Your objective -
Of the lines in the listing below, how many hold "JSON"? Answer with the number only.

Entries taken from a collection
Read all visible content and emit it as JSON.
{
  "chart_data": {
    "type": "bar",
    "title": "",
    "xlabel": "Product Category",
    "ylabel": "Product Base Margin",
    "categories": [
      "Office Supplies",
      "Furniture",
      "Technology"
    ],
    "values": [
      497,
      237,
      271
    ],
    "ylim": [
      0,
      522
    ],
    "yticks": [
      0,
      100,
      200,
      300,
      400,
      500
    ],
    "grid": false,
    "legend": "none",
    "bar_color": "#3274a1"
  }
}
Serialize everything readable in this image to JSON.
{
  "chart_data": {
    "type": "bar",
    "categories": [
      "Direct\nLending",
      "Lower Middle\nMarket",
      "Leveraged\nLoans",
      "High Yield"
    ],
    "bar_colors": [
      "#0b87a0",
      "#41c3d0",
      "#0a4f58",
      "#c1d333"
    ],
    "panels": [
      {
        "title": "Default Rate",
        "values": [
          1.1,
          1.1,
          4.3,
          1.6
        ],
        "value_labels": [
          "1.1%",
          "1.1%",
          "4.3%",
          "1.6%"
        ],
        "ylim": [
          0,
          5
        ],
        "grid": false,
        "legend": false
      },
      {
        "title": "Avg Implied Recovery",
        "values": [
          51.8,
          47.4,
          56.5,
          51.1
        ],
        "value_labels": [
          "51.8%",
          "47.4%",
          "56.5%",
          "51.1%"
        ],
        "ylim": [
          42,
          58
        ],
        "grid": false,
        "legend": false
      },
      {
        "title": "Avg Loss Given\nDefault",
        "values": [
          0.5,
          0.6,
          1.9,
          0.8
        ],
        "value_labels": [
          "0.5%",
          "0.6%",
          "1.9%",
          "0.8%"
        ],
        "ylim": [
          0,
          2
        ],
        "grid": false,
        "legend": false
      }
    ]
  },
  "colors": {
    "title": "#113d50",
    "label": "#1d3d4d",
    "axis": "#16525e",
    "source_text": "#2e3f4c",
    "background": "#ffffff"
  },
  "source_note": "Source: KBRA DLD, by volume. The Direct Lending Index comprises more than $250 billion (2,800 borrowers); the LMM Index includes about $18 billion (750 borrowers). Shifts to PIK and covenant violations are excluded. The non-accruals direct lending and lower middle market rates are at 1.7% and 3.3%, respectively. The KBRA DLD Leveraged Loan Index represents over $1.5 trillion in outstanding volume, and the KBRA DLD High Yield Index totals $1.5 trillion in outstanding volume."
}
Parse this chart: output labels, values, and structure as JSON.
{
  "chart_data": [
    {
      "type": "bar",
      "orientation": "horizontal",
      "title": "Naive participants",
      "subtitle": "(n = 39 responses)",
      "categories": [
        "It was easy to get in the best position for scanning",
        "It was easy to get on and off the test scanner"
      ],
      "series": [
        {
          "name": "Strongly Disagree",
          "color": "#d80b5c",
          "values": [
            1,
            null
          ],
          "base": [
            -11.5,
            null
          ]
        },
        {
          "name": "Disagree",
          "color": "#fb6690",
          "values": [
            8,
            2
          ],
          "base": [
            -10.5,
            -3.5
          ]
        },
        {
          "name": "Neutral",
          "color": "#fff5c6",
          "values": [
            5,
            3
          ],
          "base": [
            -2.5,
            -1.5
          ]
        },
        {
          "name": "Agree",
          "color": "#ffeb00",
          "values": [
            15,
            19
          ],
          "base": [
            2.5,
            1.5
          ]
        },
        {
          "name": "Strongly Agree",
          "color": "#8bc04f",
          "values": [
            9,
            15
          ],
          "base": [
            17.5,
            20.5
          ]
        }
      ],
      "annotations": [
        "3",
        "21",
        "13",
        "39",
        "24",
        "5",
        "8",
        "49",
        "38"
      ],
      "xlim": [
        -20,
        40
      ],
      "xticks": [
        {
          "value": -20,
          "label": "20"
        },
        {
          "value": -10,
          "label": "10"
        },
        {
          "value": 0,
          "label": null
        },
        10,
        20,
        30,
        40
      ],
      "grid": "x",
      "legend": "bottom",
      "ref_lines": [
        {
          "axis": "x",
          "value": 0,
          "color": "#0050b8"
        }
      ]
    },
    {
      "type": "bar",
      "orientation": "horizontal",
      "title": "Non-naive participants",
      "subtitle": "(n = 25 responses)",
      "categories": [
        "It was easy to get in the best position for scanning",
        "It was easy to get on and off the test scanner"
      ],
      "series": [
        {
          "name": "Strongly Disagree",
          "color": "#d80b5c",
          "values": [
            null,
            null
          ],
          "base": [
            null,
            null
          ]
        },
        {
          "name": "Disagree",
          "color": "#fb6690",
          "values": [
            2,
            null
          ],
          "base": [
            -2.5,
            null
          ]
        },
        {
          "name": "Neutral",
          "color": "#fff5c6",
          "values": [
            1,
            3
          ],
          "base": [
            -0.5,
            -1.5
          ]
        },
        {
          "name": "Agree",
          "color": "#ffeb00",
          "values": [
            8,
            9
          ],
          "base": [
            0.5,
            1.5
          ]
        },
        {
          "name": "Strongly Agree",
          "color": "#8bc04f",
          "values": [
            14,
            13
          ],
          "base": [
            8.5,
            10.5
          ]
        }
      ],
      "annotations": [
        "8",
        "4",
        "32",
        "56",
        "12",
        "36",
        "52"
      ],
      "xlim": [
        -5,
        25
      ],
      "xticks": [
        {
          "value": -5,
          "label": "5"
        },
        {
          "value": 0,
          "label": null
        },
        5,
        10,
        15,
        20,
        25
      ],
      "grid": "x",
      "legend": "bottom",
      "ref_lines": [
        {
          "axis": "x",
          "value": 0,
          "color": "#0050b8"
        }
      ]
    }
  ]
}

Completed task -
3